• [GIVEN PROBLEM] Please copy out, word for word, the lines of the material below, starting with its first line and going on through the line with "- x-tick-label-2023: 2023: [831, 721, 887, 746]".

• [THE RECORDS]
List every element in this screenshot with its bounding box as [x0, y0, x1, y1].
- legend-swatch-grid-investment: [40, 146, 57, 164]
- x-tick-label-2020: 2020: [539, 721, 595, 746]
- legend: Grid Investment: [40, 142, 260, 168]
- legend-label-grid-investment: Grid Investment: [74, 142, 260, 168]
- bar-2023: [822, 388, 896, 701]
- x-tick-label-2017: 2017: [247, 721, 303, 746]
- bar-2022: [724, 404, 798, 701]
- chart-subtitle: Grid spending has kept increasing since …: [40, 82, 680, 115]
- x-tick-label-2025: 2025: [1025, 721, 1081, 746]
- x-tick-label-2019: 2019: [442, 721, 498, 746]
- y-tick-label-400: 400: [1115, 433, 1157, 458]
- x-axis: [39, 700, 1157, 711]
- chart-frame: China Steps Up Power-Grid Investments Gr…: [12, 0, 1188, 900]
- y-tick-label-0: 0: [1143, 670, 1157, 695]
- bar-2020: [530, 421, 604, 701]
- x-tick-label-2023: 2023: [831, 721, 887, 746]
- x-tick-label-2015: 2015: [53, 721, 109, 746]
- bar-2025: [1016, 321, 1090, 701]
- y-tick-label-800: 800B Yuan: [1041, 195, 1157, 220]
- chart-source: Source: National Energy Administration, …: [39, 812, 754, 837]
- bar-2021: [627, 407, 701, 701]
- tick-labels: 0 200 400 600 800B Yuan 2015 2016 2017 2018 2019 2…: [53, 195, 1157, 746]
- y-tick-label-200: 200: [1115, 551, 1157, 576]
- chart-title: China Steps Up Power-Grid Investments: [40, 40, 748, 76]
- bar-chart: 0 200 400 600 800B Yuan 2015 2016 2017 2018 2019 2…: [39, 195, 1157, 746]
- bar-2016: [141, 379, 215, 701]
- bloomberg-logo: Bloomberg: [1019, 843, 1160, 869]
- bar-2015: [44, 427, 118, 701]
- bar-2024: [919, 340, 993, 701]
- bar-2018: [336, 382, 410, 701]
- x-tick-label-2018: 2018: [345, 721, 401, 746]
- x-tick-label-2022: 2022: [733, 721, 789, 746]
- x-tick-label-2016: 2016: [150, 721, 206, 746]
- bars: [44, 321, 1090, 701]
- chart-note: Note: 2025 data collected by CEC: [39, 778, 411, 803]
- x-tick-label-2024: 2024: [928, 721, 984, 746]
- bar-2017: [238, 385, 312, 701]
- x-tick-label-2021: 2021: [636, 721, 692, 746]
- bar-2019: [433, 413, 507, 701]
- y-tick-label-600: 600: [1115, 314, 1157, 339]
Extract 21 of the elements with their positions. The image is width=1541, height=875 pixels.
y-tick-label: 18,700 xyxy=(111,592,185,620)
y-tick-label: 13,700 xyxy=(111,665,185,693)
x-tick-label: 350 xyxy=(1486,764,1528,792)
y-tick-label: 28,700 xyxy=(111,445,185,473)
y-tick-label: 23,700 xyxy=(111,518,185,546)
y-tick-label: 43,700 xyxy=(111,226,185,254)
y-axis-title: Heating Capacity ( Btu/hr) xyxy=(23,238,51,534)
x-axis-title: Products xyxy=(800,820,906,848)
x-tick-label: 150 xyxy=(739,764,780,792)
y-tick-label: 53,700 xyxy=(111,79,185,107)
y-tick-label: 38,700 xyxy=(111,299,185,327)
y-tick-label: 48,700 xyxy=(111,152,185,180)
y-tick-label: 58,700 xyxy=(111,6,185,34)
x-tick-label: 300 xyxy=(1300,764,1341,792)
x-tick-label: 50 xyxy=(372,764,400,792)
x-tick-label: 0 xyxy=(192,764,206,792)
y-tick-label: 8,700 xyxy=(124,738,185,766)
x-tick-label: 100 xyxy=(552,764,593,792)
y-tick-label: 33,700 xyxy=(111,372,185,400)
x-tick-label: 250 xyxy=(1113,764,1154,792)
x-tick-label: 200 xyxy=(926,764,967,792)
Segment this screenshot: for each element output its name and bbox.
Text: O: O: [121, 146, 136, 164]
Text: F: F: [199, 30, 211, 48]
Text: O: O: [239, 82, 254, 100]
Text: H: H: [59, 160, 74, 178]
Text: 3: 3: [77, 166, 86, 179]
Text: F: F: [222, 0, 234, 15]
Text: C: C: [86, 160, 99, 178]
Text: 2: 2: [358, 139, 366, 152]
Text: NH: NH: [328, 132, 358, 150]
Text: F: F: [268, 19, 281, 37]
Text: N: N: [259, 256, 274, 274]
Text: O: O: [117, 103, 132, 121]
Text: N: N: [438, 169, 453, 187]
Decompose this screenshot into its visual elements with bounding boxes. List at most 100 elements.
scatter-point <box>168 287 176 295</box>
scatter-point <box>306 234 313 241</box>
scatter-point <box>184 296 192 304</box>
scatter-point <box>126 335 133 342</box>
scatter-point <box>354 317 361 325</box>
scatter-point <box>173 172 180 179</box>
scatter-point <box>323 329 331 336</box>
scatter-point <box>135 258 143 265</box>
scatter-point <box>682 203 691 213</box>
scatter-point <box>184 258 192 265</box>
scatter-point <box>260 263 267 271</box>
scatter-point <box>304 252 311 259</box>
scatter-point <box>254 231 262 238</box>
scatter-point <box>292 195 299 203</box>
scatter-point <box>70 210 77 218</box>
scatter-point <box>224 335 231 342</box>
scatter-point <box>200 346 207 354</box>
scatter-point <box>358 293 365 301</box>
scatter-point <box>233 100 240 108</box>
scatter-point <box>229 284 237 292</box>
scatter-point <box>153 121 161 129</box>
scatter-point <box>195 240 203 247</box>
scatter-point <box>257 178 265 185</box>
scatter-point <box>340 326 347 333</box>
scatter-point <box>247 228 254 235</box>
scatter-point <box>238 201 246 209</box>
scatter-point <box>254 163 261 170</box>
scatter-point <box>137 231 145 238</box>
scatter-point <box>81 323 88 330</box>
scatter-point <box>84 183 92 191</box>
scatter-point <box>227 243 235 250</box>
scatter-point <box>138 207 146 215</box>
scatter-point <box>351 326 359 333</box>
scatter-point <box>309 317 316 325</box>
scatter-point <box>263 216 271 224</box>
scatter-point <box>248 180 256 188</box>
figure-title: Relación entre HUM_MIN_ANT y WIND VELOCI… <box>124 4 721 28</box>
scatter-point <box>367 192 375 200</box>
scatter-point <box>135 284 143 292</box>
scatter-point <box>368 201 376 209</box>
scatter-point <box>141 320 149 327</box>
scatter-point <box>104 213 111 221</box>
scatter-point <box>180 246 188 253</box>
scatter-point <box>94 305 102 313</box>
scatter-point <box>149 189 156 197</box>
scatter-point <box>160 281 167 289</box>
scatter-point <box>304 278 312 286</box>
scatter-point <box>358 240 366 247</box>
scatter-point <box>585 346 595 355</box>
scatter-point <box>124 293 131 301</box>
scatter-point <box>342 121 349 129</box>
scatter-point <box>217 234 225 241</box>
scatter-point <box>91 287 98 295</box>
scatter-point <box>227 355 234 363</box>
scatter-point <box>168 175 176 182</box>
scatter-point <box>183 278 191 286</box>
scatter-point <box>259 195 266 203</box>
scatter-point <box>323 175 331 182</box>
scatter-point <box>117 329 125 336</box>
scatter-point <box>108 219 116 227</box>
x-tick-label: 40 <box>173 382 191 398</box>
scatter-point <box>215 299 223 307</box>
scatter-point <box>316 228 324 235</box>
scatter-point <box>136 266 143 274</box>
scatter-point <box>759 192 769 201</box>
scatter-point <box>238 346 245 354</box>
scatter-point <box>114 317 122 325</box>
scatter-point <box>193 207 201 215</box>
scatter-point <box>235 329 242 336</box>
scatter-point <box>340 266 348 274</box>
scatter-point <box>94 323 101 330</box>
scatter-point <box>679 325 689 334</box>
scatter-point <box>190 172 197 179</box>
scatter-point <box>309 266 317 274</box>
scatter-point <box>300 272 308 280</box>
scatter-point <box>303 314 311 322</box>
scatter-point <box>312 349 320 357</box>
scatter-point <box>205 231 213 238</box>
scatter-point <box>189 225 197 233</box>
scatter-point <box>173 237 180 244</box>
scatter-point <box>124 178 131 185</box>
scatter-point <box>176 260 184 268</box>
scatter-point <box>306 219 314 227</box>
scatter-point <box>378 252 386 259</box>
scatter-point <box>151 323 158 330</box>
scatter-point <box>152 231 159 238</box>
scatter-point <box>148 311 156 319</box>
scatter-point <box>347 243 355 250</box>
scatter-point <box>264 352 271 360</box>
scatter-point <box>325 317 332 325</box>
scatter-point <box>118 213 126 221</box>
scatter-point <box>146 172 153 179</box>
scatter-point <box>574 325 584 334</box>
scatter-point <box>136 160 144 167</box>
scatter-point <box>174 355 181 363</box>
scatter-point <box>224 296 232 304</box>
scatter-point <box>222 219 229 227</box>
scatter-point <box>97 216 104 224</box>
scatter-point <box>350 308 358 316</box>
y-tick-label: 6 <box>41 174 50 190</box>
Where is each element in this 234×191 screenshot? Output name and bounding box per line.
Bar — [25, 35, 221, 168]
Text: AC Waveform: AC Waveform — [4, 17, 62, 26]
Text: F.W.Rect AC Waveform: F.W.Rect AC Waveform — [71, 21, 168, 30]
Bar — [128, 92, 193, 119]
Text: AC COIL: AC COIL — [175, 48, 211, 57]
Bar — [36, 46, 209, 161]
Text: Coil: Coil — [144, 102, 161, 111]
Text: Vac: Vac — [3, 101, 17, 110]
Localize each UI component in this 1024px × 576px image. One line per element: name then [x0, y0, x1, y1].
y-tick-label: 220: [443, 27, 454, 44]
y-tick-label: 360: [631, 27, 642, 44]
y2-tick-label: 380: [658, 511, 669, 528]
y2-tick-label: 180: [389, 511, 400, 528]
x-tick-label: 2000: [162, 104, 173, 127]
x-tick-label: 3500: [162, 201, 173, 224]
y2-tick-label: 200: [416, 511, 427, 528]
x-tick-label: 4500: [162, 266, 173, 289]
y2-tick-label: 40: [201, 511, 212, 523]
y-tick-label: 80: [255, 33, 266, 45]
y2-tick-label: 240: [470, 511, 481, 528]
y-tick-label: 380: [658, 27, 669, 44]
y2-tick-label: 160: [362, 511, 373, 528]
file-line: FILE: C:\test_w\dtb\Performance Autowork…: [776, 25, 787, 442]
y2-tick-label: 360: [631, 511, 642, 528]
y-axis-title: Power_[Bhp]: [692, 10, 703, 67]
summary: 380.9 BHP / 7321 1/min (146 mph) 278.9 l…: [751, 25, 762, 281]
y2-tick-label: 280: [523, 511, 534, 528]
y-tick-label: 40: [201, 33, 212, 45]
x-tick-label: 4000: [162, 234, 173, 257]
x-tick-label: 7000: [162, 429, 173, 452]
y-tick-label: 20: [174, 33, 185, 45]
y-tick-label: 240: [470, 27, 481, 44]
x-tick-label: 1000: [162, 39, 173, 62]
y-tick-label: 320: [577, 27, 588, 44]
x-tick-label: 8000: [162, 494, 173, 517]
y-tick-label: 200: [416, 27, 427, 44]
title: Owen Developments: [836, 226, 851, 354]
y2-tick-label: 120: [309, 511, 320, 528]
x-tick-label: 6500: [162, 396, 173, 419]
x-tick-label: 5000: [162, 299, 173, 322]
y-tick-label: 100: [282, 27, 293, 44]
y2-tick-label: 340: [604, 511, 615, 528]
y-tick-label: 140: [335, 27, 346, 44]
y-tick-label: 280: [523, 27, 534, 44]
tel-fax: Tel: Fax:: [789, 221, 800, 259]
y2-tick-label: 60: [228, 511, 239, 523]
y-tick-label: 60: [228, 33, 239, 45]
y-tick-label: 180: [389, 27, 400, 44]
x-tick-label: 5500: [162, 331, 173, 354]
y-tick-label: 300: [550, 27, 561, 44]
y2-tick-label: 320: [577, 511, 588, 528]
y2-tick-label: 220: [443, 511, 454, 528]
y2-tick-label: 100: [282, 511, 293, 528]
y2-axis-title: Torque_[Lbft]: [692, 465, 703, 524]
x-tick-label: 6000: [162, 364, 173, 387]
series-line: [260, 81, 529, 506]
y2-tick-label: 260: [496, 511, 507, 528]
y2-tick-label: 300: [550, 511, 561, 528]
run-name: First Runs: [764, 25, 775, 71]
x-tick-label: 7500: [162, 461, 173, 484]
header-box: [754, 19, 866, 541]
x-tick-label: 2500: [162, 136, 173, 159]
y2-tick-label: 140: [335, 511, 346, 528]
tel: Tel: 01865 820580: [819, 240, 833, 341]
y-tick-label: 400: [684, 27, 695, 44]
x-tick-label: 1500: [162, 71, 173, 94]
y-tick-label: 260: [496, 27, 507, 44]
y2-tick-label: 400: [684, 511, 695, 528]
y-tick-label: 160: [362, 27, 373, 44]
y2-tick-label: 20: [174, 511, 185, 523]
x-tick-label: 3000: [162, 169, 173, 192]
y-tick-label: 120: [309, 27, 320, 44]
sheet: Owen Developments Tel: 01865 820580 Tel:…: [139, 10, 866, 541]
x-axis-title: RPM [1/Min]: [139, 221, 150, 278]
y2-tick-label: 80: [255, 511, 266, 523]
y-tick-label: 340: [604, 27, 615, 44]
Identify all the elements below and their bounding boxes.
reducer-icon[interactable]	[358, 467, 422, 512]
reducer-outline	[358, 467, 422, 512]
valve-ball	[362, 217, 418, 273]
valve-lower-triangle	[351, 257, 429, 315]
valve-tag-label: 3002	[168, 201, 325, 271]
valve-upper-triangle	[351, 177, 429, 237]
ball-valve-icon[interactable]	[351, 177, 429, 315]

• [SOLUTION FOR THIS TASK]
List every element in this screenshot with its bounding box as [x0, y0, x1, y1].
- legend-swatch-grid-investment: [40, 146, 57, 164]
- x-tick-label-2020: 2020: [539, 721, 595, 746]
- legend: Grid Investment: [40, 142, 260, 168]
- legend-label-grid-investment: Grid Investment: [74, 142, 260, 168]
- bar-2023: [822, 388, 896, 701]
- x-tick-label-2017: 2017: [247, 721, 303, 746]
- bar-2022: [724, 404, 798, 701]
- chart-subtitle: Grid spending has kept increasing since …: [40, 82, 680, 115]
- x-tick-label-2025: 2025: [1025, 721, 1081, 746]
- x-tick-label-2019: 2019: [442, 721, 498, 746]
- y-tick-label-400: 400: [1115, 433, 1157, 458]
- x-axis: [39, 700, 1157, 711]
- chart-frame: China Steps Up Power-Grid Investments Gr…: [12, 0, 1188, 900]
- y-tick-label-0: 0: [1143, 670, 1157, 695]
- bar-2020: [530, 421, 604, 701]
- x-tick-label-2023: 2023: [831, 721, 887, 746]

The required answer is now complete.